### WHAT IS EXPECTED:
Copy out each of the lines below with no changes.

### DATA FOR THE TASK:
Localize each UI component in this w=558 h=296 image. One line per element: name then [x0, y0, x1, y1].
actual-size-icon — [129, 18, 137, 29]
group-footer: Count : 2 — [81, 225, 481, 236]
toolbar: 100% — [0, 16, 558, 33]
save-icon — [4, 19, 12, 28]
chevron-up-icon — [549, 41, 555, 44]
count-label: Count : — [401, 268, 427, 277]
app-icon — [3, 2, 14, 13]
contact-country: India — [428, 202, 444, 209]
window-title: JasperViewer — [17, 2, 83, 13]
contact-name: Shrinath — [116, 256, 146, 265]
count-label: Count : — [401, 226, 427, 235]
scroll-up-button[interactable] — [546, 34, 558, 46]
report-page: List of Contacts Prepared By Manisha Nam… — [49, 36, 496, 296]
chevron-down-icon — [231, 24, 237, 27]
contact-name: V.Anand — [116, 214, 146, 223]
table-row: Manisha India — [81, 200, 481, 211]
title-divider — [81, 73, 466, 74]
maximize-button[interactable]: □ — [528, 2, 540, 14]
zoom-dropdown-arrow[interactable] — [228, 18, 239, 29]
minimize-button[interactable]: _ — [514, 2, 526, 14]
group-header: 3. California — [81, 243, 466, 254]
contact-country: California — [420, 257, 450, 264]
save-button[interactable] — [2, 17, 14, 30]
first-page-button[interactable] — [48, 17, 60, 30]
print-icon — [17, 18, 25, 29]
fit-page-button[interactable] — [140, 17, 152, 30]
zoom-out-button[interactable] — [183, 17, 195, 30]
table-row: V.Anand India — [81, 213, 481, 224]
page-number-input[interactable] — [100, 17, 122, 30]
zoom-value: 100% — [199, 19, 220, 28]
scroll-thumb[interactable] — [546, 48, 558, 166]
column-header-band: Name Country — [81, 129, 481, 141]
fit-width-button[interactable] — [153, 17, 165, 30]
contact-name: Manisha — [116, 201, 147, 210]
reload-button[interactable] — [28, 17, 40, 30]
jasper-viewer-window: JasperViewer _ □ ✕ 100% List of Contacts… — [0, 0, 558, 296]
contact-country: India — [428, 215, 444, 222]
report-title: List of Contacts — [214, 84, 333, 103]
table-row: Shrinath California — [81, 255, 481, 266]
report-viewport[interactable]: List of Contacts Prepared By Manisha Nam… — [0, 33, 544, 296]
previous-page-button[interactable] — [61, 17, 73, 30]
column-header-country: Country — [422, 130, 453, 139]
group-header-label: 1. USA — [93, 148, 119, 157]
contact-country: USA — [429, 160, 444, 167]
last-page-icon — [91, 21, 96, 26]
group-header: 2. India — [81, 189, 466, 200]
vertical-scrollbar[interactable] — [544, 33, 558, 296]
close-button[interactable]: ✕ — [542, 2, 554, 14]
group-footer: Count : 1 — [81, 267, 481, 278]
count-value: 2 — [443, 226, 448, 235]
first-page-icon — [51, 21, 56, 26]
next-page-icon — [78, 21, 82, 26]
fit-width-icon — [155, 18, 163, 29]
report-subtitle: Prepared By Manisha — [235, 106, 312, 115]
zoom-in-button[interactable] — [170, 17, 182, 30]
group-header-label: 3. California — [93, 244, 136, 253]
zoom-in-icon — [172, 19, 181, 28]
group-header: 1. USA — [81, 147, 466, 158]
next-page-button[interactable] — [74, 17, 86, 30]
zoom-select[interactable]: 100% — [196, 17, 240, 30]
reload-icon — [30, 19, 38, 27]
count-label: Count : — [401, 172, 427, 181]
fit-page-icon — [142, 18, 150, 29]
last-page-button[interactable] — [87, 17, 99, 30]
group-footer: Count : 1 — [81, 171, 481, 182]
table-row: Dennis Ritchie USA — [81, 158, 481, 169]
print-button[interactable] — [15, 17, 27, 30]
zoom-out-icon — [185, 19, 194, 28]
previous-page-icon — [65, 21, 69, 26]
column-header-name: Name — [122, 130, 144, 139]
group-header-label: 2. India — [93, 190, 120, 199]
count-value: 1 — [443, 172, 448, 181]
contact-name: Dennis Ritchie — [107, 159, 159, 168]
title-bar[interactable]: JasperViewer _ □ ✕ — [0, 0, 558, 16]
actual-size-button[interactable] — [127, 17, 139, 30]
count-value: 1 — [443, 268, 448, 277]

### FINAL RESULT:
Localize each UI component in this w=558 h=296 image. One line per element: name then [x0, y0, x1, y1].
actual-size-icon — [129, 18, 137, 29]
group-footer: Count : 2 — [81, 225, 481, 236]
toolbar: 100% — [0, 16, 558, 33]
save-icon — [4, 19, 12, 28]
chevron-up-icon — [549, 41, 555, 44]
count-label: Count : — [401, 268, 427, 277]
app-icon — [3, 2, 14, 13]
contact-country: India — [428, 202, 444, 209]
window-title: JasperViewer — [17, 2, 83, 13]
contact-name: Shrinath — [116, 256, 146, 265]
count-label: Count : — [401, 226, 427, 235]
scroll-up-button[interactable] — [546, 34, 558, 46]
report-page: List of Contacts Prepared By Manisha Nam… — [49, 36, 496, 296]
chevron-down-icon — [231, 24, 237, 27]
contact-name: V.Anand — [116, 214, 146, 223]
table-row: Manisha India — [81, 200, 481, 211]
title-divider — [81, 73, 466, 74]
maximize-button[interactable]: □ — [528, 2, 540, 14]
zoom-dropdown-arrow[interactable] — [228, 18, 239, 29]
minimize-button[interactable]: _ — [514, 2, 526, 14]
group-header: 3. California — [81, 243, 466, 254]
contact-country: California — [420, 257, 450, 264]
save-button[interactable] — [2, 17, 14, 30]
first-page-button[interactable] — [48, 17, 60, 30]
print-icon — [17, 18, 25, 29]
fit-page-button[interactable] — [140, 17, 152, 30]
zoom-out-button[interactable] — [183, 17, 195, 30]
table-row: V.Anand India — [81, 213, 481, 224]
page-number-input[interactable] — [100, 17, 122, 30]
zoom-value: 100% — [199, 19, 220, 28]
scroll-thumb[interactable] — [546, 48, 558, 166]
column-header-band: Name Country — [81, 129, 481, 141]
fit-width-button[interactable] — [153, 17, 165, 30]
contact-name: Manisha — [116, 201, 147, 210]
reload-button[interactable] — [28, 17, 40, 30]
jasper-viewer-window: JasperViewer _ □ ✕ 100% List of Contacts… — [0, 0, 558, 296]
contact-country: India — [428, 215, 444, 222]
report-title: List of Contacts — [214, 84, 333, 103]
table-row: Shrinath California — [81, 255, 481, 266]
report-viewport[interactable]: List of Contacts Prepared By Manisha Nam… — [0, 33, 544, 296]
previous-page-button[interactable] — [61, 17, 73, 30]
column-header-country: Country — [422, 130, 453, 139]
group-header-label: 1. USA — [93, 148, 119, 157]
contact-country: USA — [429, 160, 444, 167]
last-page-icon — [91, 21, 96, 26]
group-header: 2. India — [81, 189, 466, 200]
vertical-scrollbar[interactable] — [544, 33, 558, 296]
close-button[interactable]: ✕ — [542, 2, 554, 14]
group-footer: Count : 1 — [81, 267, 481, 278]
count-value: 2 — [443, 226, 448, 235]
first-page-icon — [51, 21, 56, 26]
next-page-icon — [78, 21, 82, 26]
fit-width-icon — [155, 18, 163, 29]
report-subtitle: Prepared By Manisha — [235, 106, 312, 115]
zoom-in-button[interactable] — [170, 17, 182, 30]
group-header-label: 3. California — [93, 244, 136, 253]
zoom-in-icon — [172, 19, 181, 28]
group-header: 1. USA — [81, 147, 466, 158]
next-page-button[interactable] — [74, 17, 86, 30]
zoom-select[interactable]: 100% — [196, 17, 240, 30]
reload-icon — [30, 19, 38, 27]
count-label: Count : — [401, 172, 427, 181]
fit-page-icon — [142, 18, 150, 29]
last-page-button[interactable] — [87, 17, 99, 30]
group-footer: Count : 1 — [81, 171, 481, 182]
table-row: Dennis Ritchie USA — [81, 158, 481, 169]
print-button[interactable] — [15, 17, 27, 30]
zoom-out-icon — [185, 19, 194, 28]
previous-page-icon — [65, 21, 69, 26]
column-header-name: Name — [122, 130, 144, 139]
group-header-label: 2. India — [93, 190, 120, 199]
count-value: 1 — [443, 172, 448, 181]
contact-name: Dennis Ritchie — [107, 159, 159, 168]
title-bar[interactable]: JasperViewer _ □ ✕ — [0, 0, 558, 16]
actual-size-button[interactable] — [127, 17, 139, 30]
count-value: 1 — [443, 268, 448, 277]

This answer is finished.